§ Direction: Copy every line of the entries that includes the word "Emerging".

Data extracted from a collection
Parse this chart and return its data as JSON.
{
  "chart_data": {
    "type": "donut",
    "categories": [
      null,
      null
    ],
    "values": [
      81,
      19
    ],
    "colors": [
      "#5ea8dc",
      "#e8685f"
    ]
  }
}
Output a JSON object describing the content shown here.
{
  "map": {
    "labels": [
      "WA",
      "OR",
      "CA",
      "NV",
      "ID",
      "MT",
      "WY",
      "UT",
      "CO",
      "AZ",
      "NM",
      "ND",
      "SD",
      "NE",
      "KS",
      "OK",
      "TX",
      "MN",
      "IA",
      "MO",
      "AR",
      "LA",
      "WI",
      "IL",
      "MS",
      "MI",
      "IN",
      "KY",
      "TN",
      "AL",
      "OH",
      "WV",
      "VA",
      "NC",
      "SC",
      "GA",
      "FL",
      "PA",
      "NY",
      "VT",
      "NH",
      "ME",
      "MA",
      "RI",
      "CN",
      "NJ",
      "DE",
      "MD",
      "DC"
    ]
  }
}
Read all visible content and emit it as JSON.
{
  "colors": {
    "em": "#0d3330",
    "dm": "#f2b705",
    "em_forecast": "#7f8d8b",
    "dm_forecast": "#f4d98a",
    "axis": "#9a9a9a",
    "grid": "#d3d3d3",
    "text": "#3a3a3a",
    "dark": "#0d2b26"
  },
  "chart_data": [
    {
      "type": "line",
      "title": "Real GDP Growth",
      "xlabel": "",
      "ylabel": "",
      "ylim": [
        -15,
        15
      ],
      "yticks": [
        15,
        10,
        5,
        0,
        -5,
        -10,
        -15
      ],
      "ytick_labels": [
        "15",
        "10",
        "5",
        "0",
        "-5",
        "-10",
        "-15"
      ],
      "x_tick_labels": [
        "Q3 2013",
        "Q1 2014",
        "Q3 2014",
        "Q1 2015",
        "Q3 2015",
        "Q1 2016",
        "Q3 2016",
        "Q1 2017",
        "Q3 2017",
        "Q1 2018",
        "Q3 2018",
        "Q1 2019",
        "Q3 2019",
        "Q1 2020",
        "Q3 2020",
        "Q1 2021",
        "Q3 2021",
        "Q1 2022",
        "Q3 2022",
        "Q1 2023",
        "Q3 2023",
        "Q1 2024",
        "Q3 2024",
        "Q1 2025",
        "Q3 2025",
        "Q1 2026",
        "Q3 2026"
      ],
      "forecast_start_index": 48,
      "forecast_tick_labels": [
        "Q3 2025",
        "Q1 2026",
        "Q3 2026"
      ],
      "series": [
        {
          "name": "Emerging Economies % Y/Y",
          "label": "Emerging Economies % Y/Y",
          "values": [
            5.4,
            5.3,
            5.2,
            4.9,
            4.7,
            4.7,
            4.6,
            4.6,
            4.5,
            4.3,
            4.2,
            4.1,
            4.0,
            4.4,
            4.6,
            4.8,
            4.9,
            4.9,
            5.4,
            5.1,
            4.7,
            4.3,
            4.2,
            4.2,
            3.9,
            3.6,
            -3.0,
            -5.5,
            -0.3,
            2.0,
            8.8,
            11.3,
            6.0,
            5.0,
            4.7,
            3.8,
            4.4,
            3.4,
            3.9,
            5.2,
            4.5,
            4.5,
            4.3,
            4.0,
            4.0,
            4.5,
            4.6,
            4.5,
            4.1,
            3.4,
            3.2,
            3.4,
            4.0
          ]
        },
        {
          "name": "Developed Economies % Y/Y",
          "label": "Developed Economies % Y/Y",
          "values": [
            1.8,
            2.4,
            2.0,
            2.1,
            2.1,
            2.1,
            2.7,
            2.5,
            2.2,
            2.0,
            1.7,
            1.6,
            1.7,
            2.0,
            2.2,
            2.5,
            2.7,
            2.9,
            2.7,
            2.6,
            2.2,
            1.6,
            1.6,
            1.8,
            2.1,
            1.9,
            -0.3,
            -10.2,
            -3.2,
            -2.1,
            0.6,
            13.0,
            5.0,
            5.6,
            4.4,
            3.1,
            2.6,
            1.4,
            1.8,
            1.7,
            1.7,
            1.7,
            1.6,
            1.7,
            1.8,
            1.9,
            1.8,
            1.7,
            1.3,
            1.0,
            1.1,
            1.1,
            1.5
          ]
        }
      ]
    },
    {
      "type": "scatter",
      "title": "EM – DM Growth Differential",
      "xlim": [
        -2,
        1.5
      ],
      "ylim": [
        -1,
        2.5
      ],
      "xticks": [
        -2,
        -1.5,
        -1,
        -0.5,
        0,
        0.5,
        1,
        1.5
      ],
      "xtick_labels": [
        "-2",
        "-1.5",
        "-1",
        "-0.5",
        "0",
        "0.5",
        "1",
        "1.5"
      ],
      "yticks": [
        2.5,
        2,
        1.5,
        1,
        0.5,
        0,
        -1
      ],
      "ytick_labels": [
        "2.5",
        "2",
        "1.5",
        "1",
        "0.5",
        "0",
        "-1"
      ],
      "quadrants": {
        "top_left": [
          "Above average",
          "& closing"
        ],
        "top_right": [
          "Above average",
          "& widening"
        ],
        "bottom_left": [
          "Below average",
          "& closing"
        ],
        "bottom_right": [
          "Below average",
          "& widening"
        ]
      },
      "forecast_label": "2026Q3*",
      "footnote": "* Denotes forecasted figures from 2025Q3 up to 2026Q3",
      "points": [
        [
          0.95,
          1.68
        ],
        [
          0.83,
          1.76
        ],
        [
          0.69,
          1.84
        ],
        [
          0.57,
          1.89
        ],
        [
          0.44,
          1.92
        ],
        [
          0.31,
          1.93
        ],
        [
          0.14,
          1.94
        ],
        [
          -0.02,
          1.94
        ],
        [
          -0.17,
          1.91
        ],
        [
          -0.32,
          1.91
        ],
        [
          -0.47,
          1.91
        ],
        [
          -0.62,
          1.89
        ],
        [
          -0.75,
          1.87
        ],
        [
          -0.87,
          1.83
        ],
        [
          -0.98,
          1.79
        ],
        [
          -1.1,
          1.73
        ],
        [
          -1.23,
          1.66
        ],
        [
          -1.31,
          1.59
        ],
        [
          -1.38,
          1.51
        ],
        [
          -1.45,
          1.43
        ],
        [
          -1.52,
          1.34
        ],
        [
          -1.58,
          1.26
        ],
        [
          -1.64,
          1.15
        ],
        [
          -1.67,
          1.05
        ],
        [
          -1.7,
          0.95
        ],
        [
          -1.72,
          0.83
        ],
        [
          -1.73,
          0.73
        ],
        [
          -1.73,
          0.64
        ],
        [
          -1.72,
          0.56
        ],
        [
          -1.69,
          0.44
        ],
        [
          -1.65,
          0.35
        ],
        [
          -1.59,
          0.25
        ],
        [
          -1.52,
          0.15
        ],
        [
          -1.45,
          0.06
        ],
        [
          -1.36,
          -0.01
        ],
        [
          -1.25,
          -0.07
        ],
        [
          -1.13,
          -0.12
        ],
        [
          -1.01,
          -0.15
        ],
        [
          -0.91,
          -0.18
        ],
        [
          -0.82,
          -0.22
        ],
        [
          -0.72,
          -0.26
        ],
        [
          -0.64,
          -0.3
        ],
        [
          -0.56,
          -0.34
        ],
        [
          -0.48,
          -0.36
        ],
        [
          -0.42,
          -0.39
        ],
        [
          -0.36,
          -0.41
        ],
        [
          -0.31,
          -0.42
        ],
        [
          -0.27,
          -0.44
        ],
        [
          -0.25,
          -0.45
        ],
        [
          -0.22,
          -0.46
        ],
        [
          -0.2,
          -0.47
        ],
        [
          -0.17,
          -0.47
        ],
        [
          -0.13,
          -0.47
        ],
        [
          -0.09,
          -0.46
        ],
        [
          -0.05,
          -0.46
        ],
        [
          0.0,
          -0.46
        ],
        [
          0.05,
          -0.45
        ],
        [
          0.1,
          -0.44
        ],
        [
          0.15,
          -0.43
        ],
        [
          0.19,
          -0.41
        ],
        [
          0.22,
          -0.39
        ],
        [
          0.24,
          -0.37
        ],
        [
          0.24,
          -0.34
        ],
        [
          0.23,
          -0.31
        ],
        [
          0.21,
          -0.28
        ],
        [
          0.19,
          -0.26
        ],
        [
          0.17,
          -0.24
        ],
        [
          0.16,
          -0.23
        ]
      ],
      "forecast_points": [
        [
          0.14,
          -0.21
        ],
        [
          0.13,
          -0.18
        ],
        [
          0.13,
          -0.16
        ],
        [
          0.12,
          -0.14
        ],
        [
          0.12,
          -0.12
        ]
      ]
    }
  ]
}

§ Exercise output:
          "name": "Emerging Economies % Y/Y",
          "label": "Emerging Economies % Y/Y",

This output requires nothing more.